Task description ::
The required output is a single number: how many lines of the material contain the string "Fallacy".

Data listing ::

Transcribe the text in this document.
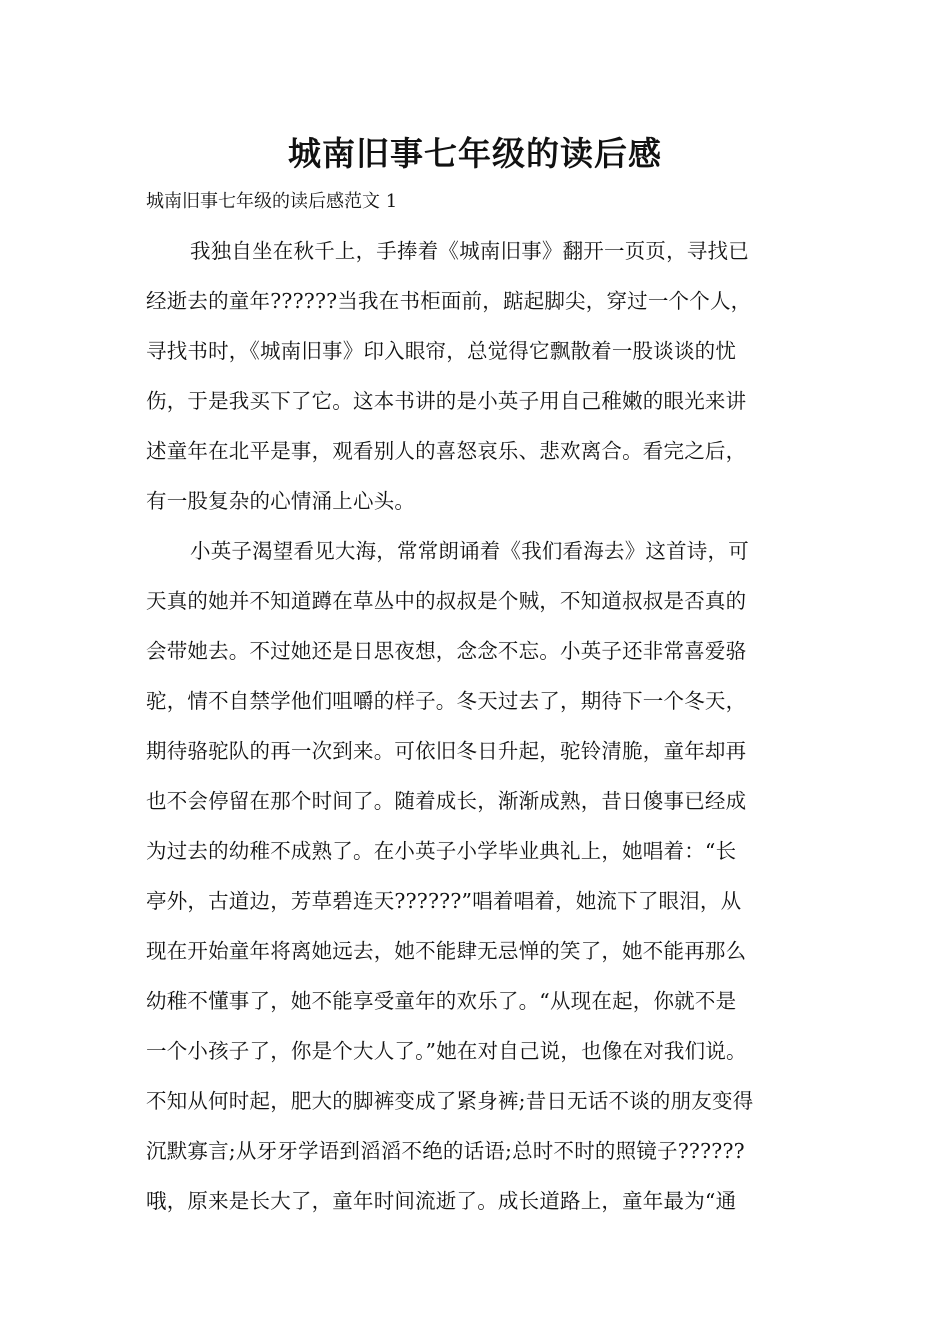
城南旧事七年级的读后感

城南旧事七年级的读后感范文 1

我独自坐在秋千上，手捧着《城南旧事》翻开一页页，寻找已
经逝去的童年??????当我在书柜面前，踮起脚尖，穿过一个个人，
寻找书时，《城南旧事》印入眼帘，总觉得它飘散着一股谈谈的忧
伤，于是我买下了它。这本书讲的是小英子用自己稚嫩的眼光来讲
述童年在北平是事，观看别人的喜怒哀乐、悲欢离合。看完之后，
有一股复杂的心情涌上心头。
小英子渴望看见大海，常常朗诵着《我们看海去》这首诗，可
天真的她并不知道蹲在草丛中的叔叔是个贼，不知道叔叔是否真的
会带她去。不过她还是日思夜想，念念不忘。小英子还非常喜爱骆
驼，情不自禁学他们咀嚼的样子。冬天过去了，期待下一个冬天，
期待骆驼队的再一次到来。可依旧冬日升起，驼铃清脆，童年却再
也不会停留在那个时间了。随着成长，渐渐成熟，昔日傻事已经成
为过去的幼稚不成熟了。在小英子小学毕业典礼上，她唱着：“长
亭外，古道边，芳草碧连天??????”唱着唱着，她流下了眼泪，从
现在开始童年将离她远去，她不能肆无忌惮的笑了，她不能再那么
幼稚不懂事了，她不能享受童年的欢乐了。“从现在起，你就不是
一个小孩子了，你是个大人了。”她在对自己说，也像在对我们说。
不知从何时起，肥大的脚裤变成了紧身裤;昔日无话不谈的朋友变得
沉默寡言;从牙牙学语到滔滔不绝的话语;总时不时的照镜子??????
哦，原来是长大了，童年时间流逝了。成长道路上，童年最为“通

---

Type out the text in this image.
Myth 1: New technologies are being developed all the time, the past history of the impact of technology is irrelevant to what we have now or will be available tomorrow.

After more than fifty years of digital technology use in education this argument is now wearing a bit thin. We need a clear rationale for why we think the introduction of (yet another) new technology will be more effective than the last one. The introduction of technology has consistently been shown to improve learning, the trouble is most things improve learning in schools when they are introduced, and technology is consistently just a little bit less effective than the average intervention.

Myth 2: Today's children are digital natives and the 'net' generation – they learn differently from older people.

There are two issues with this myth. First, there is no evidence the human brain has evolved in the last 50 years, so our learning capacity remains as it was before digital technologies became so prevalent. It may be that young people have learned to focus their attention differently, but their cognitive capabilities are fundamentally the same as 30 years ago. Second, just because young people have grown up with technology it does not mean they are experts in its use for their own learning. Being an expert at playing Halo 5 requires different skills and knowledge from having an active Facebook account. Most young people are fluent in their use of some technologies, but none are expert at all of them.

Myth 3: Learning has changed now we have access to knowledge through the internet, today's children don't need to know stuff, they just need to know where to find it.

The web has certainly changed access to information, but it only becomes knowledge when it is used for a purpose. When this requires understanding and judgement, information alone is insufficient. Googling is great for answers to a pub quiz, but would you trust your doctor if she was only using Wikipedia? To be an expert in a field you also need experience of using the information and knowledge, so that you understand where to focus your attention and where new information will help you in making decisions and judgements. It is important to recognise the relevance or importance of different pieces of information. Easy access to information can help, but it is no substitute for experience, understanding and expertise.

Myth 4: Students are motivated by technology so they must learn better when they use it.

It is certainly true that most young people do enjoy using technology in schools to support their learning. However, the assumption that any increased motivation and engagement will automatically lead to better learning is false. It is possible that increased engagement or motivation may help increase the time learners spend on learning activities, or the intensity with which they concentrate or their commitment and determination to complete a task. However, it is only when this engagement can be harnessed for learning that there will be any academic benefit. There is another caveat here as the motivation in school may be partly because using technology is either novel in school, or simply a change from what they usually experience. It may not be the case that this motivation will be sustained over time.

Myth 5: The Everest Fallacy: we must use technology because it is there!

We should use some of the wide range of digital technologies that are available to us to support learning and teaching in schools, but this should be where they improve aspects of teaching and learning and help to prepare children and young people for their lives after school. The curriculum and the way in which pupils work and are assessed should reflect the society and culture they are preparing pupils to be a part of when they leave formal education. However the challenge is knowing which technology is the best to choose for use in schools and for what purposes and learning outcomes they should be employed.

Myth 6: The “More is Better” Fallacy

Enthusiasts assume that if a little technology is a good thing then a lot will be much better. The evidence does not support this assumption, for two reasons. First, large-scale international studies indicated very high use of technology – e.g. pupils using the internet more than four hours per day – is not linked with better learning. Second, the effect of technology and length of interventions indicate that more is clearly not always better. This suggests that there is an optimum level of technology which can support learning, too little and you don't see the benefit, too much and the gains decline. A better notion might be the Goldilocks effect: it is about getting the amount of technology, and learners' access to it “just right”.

Exercise response ::
2